## Goal:
Report each line of the data that includes the word "lecture".

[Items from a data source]
◇ ◇ ◇ ◇ ◇

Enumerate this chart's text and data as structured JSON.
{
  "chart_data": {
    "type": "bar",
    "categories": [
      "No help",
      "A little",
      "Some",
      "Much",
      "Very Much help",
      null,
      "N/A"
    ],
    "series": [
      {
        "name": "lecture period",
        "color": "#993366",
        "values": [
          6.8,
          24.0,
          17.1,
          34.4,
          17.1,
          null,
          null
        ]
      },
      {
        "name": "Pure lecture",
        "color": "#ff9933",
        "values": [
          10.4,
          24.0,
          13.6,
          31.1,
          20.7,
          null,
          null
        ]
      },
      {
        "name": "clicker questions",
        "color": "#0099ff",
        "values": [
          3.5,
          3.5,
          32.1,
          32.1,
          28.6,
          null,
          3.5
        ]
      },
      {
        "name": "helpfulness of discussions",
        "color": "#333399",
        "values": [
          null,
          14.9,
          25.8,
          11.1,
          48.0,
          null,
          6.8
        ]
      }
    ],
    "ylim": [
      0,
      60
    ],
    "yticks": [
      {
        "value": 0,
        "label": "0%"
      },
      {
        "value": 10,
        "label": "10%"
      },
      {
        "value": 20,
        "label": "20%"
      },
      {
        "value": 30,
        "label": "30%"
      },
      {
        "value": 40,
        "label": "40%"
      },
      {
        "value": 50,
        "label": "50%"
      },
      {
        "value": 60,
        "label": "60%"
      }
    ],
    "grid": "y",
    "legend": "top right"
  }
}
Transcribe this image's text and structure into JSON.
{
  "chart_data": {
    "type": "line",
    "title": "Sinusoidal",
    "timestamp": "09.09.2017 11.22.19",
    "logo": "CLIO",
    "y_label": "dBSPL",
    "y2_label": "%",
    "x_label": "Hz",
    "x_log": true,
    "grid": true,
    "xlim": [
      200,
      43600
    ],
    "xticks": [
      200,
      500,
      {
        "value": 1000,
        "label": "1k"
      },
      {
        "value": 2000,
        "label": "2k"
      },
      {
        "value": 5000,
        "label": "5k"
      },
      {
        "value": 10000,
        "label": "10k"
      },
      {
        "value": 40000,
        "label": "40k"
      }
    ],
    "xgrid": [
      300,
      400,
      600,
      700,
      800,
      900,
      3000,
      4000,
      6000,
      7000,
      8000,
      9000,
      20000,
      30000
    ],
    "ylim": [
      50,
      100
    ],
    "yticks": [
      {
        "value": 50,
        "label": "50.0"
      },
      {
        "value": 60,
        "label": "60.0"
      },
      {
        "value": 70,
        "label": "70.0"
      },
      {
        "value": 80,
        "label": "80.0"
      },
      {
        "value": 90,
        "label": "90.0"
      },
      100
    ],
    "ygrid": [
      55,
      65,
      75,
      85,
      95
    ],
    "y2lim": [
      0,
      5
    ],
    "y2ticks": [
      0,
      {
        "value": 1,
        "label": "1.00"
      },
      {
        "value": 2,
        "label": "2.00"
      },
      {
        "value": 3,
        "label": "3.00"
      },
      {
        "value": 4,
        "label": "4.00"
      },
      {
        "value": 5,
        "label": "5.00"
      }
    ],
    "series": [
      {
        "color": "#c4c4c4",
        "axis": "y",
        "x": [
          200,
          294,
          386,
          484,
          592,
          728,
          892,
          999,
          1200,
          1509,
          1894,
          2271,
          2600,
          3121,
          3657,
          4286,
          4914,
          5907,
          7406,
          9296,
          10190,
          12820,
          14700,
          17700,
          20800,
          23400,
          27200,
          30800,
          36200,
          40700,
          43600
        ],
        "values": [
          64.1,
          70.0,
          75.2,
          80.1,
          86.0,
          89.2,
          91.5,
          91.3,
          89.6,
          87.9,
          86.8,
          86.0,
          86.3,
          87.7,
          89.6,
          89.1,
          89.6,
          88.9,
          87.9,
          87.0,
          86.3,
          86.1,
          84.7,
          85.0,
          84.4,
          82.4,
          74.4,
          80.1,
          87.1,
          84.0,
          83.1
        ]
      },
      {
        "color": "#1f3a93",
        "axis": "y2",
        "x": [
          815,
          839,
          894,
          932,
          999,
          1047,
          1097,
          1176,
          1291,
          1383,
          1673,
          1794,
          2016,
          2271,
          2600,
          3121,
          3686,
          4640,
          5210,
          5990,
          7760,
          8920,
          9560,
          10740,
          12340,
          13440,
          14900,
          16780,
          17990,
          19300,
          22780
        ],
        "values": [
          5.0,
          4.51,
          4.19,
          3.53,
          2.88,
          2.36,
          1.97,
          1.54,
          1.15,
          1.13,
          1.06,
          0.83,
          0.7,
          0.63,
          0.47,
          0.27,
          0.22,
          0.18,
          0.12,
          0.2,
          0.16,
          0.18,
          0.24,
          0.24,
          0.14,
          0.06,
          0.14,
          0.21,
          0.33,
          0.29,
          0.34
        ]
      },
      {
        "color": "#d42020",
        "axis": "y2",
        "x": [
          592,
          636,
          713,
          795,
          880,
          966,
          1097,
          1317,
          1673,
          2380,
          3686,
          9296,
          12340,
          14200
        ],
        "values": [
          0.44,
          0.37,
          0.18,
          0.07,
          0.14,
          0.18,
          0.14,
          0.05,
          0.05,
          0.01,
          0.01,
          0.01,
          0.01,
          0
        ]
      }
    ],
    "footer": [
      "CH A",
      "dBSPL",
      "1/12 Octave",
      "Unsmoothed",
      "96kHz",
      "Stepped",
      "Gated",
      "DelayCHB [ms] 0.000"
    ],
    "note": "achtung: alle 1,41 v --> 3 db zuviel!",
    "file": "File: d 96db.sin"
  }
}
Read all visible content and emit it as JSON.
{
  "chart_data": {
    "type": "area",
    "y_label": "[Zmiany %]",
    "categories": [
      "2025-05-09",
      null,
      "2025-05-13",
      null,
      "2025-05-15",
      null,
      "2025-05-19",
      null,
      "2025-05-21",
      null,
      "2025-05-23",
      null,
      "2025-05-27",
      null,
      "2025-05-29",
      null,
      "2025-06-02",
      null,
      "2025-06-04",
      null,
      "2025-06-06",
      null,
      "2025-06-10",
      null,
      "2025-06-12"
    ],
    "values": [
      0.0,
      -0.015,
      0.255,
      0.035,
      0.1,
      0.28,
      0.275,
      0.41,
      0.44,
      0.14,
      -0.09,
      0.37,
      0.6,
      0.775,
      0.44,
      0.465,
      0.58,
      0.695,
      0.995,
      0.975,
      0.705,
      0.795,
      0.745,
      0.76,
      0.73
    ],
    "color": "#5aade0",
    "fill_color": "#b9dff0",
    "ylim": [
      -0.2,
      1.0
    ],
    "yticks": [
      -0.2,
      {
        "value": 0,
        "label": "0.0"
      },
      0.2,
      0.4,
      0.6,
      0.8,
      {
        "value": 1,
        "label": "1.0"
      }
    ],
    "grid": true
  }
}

◇ ◇ ◇ ◇ ◇

## Worked answer:
        "name": "lecture period",
        "name": "Pure lecture",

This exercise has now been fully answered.